§ **Objective**
Tally the lines in the data that follows that include the word "Методист", and report nothing but the total.

## Start

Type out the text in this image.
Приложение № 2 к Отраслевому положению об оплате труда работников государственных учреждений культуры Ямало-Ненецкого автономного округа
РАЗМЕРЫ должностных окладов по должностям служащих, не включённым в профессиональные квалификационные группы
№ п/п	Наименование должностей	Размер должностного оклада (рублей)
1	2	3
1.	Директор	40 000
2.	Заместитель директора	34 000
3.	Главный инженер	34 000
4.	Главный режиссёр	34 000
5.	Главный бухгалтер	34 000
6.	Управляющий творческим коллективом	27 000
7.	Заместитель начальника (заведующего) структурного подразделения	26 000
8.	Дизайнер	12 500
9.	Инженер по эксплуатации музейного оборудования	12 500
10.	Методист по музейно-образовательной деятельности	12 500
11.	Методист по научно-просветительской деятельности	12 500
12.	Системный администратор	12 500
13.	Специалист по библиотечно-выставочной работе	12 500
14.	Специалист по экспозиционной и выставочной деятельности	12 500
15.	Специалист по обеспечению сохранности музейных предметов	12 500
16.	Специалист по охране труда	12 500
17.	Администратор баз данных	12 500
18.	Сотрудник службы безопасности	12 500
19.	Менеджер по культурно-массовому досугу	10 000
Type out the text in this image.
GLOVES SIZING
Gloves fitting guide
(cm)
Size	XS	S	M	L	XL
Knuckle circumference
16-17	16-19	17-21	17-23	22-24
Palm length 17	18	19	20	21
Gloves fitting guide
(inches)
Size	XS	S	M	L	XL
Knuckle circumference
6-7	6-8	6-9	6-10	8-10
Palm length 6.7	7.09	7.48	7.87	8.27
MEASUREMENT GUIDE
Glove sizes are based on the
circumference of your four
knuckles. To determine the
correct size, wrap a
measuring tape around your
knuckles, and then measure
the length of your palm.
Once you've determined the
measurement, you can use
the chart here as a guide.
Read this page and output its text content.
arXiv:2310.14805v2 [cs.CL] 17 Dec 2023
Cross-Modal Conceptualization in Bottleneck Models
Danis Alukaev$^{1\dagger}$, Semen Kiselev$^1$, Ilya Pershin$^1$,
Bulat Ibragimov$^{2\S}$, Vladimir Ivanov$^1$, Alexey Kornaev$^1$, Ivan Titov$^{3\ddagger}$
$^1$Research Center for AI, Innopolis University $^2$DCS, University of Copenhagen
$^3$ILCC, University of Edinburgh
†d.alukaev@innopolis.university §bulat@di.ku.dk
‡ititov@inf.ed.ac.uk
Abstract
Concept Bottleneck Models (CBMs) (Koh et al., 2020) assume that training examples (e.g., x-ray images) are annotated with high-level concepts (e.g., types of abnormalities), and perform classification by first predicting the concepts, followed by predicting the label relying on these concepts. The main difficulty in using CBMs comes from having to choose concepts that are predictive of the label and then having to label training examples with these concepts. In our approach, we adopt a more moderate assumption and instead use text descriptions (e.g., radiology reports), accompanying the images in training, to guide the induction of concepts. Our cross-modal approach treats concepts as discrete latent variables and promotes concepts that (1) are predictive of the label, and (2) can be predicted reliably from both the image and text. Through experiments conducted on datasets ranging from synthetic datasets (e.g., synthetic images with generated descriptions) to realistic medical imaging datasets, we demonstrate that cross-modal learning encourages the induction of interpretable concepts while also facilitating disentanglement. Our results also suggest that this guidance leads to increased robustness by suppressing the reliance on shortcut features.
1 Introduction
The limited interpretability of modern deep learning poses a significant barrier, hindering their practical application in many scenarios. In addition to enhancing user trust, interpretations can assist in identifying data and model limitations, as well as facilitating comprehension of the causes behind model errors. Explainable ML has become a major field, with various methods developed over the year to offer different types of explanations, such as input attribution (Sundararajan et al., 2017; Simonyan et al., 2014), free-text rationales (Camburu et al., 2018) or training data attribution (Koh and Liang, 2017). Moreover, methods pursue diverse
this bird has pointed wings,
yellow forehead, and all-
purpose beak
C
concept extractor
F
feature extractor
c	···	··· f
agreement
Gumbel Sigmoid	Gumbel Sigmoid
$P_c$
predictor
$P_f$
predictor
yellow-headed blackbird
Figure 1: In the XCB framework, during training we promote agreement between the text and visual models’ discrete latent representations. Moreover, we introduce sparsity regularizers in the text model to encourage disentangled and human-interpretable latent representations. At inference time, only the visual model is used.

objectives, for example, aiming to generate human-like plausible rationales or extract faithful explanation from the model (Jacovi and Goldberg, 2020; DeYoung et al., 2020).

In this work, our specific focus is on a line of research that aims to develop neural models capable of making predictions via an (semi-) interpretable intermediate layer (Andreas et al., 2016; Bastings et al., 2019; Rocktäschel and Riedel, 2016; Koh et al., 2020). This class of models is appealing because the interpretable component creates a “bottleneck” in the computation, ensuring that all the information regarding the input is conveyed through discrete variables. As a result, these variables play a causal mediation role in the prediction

## End

§ **Final result**
2